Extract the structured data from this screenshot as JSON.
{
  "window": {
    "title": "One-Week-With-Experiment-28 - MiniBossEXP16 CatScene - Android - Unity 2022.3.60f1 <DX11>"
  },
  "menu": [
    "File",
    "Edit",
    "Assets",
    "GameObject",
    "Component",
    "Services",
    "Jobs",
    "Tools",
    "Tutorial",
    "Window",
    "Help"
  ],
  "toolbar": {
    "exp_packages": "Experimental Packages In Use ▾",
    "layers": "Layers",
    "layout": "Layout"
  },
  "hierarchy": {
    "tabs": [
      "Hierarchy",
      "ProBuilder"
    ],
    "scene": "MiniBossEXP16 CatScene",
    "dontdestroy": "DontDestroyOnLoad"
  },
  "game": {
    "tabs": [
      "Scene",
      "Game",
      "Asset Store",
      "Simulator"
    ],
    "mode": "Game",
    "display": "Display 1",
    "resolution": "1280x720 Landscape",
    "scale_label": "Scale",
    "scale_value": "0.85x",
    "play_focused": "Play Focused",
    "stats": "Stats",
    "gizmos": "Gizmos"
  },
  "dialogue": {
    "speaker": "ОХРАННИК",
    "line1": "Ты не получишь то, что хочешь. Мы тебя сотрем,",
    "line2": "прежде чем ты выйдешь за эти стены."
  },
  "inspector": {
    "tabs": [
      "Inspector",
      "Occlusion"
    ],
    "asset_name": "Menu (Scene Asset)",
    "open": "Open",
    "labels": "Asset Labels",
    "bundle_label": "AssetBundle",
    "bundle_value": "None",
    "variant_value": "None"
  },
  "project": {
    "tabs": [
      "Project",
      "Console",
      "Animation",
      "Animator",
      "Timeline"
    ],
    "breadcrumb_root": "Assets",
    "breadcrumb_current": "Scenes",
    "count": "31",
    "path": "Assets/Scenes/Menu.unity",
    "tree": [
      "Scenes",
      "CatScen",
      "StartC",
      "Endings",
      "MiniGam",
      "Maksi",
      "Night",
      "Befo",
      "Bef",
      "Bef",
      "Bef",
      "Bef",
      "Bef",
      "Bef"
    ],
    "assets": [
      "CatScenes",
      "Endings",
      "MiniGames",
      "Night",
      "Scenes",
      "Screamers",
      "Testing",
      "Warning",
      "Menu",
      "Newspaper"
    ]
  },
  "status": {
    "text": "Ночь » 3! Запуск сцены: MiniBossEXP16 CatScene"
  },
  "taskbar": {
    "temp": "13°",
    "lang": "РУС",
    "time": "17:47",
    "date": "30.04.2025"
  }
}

○ ○ ○ ○

_Exercise_
Output all of the material exactly as written.

_Written solution_
Extract the structured data from this screenshot as JSON.
{
  "window": {
    "title": "One-Week-With-Experiment-28 - MiniBossEXP16 CatScene - Android - Unity 2022.3.60f1 <DX11>"
  },
  "menu": [
    "File",
    "Edit",
    "Assets",
    "GameObject",
    "Component",
    "Services",
    "Jobs",
    "Tools",
    "Tutorial",
    "Window",
    "Help"
  ],
  "toolbar": {
    "exp_packages": "Experimental Packages In Use ▾",
    "layers": "Layers",
    "layout": "Layout"
  },
  "hierarchy": {
    "tabs": [
      "Hierarchy",
      "ProBuilder"
    ],
    "scene": "MiniBossEXP16 CatScene",
    "dontdestroy": "DontDestroyOnLoad"
  },
  "game": {
    "tabs": [
      "Scene",
      "Game",
      "Asset Store",
      "Simulator"
    ],
    "mode": "Game",
    "display": "Display 1",
    "resolution": "1280x720 Landscape",
    "scale_label": "Scale",
    "scale_value": "0.85x",
    "play_focused": "Play Focused",
    "stats": "Stats",
    "gizmos": "Gizmos"
  },
  "dialogue": {
    "speaker": "ОХРАННИК",
    "line1": "Ты не получишь то, что хочешь. Мы тебя сотрем,",
    "line2": "прежде чем ты выйдешь за эти стены."
  },
  "inspector": {
    "tabs": [
      "Inspector",
      "Occlusion"
    ],
    "asset_name": "Menu (Scene Asset)",
    "open": "Open",
    "labels": "Asset Labels",
    "bundle_label": "AssetBundle",
    "bundle_value": "None",
    "variant_value": "None"
  },
  "project": {
    "tabs": [
      "Project",
      "Console",
      "Animation",
      "Animator",
      "Timeline"
    ],
    "breadcrumb_root": "Assets",
    "breadcrumb_current": "Scenes",
    "count": "31",
    "path": "Assets/Scenes/Menu.unity",
    "tree": [
      "Scenes",
      "CatScen",
      "StartC",
      "Endings",
      "MiniGam",
      "Maksi",
      "Night",
      "Befo",
      "Bef",
      "Bef",
      "Bef",
      "Bef",
      "Bef",
      "Bef"
    ],
    "assets": [
      "CatScenes",
      "Endings",
      "MiniGames",
      "Night",
      "Scenes",
      "Screamers",
      "Testing",
      "Warning",
      "Menu",
      "Newspaper"
    ]
  },
  "status": {
    "text": "Ночь » 3! Запуск сцены: MiniBossEXP16 CatScene"
  },
  "taskbar": {
    "temp": "13°",
    "lang": "РУС",
    "time": "17:47",
    "date": "30.04.2025"
  }
}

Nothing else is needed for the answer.